**What you should do**.
Gather every line of the entries that includes the word "logo".

**Rows**.
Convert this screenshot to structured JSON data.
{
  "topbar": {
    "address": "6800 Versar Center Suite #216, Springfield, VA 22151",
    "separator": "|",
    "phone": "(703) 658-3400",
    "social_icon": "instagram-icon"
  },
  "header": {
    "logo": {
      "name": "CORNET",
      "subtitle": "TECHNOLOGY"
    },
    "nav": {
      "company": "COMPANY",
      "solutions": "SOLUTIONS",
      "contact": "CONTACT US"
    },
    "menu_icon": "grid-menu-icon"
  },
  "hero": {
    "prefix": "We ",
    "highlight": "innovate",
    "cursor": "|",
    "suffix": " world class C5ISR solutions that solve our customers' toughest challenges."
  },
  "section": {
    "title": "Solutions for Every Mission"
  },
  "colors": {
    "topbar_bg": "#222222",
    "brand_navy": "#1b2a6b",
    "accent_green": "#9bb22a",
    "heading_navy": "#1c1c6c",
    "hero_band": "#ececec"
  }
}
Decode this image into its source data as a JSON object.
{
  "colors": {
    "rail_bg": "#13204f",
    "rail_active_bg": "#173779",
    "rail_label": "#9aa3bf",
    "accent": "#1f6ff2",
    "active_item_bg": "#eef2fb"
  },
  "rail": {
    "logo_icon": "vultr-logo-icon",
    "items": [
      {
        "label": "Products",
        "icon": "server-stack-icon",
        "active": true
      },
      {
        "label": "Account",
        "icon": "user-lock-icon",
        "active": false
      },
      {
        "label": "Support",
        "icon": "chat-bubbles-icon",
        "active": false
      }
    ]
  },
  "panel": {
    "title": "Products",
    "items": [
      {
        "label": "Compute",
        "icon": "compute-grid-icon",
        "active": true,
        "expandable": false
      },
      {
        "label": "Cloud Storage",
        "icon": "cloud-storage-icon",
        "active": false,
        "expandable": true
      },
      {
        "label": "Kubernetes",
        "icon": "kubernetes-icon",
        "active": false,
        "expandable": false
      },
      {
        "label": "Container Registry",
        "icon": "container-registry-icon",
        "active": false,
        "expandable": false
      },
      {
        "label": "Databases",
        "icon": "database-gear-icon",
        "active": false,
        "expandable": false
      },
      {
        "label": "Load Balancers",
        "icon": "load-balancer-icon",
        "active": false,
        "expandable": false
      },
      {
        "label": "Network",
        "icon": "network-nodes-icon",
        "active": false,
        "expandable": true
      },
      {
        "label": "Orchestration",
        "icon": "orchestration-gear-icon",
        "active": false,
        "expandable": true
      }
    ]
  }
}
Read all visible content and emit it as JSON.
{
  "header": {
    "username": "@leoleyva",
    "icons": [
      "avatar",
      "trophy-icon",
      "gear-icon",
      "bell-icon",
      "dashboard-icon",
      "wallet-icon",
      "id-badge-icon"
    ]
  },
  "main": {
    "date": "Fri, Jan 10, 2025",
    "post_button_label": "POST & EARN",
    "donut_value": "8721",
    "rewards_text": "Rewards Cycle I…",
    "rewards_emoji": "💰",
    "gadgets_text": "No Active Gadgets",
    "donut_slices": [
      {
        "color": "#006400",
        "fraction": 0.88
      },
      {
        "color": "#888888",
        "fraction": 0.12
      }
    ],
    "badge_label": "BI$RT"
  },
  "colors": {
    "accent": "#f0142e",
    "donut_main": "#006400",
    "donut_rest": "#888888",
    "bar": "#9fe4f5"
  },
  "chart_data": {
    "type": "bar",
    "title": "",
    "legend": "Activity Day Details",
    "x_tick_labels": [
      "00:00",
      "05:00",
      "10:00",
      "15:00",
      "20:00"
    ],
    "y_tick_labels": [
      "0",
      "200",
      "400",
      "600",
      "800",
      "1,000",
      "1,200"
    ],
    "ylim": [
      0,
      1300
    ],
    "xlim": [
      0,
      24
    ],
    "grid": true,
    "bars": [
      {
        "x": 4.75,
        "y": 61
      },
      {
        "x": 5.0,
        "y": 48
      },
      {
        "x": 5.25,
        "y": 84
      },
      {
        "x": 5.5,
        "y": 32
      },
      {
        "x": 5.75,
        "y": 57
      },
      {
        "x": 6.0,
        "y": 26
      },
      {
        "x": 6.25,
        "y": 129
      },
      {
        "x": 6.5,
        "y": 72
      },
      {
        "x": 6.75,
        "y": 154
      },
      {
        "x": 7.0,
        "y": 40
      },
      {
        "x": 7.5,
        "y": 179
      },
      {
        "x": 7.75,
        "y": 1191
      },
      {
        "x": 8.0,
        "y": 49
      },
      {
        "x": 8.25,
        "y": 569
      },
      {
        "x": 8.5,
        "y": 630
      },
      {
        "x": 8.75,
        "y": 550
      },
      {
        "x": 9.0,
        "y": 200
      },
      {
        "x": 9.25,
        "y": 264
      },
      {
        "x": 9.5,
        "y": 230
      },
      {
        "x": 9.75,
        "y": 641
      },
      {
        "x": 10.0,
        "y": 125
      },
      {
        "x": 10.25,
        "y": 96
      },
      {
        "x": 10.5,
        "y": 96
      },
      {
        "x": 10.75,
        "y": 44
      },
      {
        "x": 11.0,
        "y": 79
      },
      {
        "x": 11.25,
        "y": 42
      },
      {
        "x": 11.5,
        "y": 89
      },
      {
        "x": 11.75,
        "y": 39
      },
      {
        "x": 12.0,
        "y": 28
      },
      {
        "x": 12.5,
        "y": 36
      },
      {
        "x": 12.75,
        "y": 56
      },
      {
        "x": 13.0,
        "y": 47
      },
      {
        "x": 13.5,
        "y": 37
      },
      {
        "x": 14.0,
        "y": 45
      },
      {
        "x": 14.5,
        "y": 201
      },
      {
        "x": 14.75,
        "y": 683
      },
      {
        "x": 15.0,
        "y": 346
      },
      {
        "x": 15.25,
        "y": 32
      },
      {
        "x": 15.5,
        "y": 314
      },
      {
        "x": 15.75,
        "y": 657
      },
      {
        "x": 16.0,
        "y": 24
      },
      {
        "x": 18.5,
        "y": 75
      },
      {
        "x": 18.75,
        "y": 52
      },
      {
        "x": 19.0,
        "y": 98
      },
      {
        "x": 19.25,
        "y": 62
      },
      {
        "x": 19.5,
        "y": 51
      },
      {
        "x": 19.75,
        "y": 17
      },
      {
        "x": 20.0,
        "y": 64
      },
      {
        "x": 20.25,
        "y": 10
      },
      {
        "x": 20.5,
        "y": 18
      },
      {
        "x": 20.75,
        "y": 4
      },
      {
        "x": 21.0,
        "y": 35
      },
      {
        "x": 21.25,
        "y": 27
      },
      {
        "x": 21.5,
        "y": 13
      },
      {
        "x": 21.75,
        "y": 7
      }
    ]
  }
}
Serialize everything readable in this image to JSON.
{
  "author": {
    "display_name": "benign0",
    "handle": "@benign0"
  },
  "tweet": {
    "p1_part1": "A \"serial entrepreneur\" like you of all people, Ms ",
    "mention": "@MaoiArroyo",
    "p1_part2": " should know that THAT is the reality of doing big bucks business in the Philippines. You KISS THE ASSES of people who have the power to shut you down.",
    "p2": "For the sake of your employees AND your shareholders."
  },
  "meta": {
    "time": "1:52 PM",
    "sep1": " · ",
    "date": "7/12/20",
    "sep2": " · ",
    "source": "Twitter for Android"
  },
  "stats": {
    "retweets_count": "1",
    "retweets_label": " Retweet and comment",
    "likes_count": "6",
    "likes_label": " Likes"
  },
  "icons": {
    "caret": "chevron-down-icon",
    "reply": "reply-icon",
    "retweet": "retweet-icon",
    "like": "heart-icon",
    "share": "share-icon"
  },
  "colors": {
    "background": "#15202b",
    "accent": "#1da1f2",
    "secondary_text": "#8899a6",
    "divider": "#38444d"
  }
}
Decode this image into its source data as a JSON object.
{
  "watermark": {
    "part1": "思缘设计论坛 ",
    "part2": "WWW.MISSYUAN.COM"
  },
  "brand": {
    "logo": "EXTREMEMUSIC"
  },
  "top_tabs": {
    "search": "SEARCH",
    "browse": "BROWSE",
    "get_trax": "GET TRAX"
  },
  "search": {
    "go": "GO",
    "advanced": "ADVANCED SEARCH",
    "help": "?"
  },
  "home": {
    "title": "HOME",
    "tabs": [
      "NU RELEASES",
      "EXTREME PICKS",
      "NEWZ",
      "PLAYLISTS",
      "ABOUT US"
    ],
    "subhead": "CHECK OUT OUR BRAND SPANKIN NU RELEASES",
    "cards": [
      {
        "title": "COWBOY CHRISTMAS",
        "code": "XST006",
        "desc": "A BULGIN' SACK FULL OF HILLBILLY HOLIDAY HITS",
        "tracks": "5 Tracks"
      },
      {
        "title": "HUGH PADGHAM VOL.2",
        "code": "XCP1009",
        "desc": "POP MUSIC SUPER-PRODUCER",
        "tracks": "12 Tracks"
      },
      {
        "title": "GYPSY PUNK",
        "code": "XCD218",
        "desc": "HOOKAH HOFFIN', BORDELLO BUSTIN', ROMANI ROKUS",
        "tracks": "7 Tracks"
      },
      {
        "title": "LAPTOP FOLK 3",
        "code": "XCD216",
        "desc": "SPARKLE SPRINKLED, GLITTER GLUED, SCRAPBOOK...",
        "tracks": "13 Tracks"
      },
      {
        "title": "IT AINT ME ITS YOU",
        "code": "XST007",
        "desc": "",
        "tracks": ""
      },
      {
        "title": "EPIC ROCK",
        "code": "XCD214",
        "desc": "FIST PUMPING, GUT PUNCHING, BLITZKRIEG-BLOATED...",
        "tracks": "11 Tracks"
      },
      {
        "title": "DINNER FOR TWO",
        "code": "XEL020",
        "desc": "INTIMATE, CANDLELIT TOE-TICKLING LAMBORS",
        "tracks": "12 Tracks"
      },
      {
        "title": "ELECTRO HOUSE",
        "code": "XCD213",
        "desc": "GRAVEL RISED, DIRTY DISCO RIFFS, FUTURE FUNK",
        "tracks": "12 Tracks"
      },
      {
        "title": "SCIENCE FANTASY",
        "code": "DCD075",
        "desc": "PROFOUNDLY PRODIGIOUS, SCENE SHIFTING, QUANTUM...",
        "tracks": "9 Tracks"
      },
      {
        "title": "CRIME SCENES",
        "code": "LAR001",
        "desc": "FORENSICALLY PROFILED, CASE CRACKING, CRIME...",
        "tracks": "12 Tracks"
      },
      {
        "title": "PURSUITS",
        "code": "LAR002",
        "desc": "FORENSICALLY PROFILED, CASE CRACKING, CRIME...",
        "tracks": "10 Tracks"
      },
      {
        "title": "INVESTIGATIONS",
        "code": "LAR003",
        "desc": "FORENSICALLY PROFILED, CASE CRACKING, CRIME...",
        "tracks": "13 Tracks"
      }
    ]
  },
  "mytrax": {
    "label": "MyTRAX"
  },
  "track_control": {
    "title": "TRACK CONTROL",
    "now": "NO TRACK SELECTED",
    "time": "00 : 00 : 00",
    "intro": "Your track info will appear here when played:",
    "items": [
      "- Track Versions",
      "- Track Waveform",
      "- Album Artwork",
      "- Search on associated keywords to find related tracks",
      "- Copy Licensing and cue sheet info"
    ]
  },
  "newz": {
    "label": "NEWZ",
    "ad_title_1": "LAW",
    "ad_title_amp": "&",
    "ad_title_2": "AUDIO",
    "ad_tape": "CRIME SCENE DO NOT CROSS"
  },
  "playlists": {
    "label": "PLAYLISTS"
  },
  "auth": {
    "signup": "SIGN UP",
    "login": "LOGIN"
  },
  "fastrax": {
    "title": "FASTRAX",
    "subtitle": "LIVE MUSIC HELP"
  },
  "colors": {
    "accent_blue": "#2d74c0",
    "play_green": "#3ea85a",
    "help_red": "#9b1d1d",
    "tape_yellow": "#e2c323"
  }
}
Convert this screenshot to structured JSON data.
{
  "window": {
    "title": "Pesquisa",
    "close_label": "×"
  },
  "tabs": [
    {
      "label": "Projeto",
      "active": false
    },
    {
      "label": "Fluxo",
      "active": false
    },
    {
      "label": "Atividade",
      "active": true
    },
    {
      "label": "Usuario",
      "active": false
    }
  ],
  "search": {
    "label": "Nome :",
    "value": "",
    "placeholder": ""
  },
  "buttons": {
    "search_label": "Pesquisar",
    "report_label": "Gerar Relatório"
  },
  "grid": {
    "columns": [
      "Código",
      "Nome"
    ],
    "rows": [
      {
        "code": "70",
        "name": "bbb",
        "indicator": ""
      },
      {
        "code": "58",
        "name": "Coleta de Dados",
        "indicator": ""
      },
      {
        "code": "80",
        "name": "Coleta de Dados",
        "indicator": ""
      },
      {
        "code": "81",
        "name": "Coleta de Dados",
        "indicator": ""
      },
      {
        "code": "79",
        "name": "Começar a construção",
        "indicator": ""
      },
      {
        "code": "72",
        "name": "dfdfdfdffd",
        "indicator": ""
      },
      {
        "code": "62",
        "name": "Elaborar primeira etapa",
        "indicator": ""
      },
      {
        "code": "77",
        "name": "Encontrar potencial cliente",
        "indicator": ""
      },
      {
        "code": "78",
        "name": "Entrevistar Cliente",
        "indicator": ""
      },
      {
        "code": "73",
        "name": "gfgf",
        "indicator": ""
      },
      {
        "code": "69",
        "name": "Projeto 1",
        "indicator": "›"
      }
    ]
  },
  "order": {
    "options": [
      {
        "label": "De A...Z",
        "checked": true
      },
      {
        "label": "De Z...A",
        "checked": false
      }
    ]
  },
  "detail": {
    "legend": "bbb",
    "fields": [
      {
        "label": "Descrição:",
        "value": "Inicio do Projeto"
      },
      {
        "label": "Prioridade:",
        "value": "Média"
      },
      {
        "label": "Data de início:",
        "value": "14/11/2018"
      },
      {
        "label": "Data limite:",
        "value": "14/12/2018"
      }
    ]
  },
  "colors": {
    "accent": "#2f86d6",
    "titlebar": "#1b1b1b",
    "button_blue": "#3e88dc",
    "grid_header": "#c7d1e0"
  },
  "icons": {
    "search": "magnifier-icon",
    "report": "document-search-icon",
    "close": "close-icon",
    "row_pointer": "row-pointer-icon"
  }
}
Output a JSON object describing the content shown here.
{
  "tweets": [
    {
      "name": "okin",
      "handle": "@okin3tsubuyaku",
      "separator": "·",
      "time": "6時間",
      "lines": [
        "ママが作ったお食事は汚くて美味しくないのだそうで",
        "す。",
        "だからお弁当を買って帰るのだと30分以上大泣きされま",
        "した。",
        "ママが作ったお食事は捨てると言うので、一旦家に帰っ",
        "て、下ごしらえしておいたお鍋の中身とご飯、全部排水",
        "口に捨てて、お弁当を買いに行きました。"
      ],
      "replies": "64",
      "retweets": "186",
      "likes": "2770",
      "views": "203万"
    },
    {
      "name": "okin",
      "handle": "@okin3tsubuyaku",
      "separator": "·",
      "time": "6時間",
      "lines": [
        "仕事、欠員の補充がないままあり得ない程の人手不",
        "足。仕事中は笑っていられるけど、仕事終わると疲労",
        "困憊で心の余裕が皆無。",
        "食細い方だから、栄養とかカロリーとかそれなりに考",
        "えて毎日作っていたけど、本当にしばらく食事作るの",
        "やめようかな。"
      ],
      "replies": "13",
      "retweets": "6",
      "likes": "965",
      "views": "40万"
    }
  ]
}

**The response**.
    "logo": {
    "logo_icon": "vultr-logo-icon",
    "logo": "EXTREMEMUSIC"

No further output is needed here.